### Work to be completed
Only the number is wanted: how many lines contain "более"?

-- START --

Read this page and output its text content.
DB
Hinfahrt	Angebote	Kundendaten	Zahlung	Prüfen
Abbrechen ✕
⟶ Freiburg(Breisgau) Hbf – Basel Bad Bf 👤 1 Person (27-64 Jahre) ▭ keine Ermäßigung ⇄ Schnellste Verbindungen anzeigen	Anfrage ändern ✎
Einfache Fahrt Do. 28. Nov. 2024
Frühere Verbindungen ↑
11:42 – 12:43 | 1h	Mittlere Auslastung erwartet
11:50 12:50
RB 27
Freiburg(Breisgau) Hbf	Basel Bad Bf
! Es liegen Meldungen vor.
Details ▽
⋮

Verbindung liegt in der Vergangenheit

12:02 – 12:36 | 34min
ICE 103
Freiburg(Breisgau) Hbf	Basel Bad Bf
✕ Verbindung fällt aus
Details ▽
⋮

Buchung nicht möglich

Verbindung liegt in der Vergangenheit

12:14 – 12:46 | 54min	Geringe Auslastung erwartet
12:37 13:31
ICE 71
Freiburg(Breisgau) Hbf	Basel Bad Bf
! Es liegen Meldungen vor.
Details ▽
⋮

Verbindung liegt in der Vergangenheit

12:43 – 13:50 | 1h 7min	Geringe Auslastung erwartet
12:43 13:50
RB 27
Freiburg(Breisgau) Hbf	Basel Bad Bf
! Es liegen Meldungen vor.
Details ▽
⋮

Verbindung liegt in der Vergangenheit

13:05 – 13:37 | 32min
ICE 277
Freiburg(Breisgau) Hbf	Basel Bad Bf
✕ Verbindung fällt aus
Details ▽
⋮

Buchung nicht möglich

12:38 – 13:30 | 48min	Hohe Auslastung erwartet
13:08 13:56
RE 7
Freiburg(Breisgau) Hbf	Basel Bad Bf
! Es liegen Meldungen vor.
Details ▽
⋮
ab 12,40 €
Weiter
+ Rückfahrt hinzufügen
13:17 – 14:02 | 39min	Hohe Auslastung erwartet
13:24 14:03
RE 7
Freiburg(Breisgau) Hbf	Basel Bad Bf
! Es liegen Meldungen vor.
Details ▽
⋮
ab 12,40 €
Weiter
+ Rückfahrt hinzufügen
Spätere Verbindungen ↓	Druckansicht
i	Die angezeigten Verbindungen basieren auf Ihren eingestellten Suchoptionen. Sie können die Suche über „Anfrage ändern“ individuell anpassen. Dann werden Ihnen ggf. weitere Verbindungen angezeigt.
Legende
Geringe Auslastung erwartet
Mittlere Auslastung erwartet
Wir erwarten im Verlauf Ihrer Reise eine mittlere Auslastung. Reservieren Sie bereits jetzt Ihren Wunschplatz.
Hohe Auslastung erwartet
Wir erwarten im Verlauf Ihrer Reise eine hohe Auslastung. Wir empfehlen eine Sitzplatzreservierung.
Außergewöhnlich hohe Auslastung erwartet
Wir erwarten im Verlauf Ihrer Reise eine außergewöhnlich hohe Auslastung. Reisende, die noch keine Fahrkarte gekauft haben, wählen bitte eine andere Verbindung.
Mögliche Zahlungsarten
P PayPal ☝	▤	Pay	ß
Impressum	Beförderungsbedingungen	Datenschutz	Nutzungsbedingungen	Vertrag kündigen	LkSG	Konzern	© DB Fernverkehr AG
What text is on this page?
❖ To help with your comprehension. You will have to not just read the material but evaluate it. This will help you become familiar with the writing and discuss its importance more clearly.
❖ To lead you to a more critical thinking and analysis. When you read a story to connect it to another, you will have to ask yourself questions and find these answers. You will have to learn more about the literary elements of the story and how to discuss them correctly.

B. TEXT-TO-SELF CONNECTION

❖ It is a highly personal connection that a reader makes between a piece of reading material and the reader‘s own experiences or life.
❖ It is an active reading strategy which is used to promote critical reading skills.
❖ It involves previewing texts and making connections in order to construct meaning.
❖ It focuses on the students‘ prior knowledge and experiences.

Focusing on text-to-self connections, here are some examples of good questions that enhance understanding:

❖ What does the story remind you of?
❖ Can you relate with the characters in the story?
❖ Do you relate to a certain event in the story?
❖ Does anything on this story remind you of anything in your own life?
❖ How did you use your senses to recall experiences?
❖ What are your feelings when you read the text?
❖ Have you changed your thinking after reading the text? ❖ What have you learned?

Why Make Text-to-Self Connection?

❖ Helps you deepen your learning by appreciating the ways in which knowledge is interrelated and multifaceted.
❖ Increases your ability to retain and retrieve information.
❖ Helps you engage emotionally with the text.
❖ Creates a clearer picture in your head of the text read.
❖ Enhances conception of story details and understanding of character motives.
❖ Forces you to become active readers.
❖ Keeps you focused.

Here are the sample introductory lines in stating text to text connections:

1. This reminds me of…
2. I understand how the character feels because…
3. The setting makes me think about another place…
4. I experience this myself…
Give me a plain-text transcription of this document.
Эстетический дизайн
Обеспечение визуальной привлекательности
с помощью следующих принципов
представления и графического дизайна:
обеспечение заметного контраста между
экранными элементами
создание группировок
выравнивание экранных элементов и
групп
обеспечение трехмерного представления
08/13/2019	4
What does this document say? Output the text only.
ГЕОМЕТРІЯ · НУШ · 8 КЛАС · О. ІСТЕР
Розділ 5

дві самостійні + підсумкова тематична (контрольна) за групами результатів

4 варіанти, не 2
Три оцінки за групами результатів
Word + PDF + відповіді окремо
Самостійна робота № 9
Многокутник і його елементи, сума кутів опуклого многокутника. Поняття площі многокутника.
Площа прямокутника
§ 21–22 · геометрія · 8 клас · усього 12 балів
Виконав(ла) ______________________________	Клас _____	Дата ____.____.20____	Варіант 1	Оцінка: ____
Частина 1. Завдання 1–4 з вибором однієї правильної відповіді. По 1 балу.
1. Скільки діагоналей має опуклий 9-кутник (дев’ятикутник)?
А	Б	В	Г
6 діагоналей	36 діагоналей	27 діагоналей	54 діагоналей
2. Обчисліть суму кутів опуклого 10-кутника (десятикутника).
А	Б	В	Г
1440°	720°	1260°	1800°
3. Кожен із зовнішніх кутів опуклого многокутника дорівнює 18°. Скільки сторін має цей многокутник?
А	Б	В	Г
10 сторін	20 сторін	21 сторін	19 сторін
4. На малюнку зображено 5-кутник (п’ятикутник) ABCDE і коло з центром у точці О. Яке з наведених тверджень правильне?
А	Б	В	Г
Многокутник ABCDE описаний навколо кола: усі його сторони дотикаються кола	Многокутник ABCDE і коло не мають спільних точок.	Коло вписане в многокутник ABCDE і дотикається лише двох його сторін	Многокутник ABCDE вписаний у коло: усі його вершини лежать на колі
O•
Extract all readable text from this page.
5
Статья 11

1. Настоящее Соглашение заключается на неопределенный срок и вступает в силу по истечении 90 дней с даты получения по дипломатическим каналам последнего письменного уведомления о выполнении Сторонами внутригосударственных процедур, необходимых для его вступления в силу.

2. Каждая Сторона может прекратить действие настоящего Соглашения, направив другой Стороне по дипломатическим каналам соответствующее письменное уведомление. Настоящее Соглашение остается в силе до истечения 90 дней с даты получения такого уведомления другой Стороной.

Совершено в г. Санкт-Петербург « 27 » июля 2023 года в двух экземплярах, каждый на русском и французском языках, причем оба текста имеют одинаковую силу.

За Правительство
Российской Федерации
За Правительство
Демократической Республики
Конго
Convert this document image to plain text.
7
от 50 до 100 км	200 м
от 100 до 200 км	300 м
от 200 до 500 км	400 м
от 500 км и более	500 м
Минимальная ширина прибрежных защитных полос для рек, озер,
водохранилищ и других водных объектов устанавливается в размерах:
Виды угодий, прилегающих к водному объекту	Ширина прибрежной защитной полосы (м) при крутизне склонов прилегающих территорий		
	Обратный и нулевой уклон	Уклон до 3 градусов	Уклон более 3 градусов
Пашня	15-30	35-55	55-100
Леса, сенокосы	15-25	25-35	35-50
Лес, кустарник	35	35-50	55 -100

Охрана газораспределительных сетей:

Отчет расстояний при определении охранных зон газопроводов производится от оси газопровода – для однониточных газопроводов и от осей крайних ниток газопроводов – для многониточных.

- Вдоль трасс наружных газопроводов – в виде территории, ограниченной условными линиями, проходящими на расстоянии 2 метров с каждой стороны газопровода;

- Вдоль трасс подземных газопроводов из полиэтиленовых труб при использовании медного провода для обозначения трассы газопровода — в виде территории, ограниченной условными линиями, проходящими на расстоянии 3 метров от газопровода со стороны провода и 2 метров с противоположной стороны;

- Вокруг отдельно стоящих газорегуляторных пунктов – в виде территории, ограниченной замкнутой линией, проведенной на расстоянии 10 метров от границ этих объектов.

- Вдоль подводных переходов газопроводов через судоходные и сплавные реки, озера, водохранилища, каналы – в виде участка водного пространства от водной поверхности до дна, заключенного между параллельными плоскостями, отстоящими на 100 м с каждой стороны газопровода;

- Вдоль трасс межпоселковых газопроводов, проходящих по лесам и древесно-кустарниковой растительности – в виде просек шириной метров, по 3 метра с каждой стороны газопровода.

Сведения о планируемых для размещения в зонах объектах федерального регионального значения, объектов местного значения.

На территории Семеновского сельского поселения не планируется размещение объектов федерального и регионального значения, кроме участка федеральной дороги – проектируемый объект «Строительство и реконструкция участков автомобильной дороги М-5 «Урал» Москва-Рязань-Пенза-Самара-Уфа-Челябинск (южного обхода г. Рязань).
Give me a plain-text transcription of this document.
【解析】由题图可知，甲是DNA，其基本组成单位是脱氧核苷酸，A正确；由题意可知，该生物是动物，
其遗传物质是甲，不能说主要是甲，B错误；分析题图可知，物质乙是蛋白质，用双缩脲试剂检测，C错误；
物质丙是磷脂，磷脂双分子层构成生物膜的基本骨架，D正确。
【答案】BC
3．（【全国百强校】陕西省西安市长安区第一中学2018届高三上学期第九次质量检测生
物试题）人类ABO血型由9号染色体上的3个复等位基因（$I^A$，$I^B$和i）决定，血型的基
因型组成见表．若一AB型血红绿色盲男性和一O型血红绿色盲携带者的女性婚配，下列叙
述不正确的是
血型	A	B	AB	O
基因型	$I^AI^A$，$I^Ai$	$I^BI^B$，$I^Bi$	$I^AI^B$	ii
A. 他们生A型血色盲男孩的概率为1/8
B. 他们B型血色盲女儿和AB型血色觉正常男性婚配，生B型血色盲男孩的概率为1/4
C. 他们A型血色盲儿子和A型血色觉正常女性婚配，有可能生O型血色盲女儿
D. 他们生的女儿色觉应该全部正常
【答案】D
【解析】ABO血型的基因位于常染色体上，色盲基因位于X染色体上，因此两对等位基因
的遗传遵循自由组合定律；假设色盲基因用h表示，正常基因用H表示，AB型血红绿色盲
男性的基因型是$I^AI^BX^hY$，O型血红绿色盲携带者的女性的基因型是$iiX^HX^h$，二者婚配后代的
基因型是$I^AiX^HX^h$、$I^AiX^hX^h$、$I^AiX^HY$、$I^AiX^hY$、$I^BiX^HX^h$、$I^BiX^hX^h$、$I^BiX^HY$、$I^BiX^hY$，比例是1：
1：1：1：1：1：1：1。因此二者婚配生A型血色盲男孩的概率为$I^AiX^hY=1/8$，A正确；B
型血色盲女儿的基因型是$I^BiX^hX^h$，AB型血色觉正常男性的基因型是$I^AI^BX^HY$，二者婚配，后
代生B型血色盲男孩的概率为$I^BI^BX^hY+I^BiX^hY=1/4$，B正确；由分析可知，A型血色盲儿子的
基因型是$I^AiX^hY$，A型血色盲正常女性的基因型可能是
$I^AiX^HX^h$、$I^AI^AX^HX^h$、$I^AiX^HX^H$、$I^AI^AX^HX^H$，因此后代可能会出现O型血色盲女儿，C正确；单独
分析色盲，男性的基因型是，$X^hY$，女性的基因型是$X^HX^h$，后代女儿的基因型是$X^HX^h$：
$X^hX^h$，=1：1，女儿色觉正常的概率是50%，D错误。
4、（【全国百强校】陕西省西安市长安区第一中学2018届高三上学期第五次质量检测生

-- END --

### Solution to this problem
2